Supplied material →
_ _ _ _
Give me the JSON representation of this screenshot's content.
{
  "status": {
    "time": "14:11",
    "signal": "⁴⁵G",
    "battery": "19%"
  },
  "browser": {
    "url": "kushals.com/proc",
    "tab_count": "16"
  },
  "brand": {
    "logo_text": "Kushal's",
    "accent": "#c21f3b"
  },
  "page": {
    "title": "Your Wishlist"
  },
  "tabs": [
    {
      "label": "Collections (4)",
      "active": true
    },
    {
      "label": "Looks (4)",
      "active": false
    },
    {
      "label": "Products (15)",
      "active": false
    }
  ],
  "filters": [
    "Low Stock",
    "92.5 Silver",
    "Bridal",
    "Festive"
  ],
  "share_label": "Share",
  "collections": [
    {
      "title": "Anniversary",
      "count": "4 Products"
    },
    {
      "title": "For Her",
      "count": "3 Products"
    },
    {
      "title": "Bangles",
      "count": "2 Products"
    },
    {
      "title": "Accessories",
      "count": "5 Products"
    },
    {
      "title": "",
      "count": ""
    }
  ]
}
_ _ _ _
Exercise goal → Pull out every line of the entries that includes the word "Products".

Response for this exercise →
      "label": "Products (15)",
      "count": "4 Products"
      "count": "3 Products"
      "count": "2 Products"
      "count": "5 Products"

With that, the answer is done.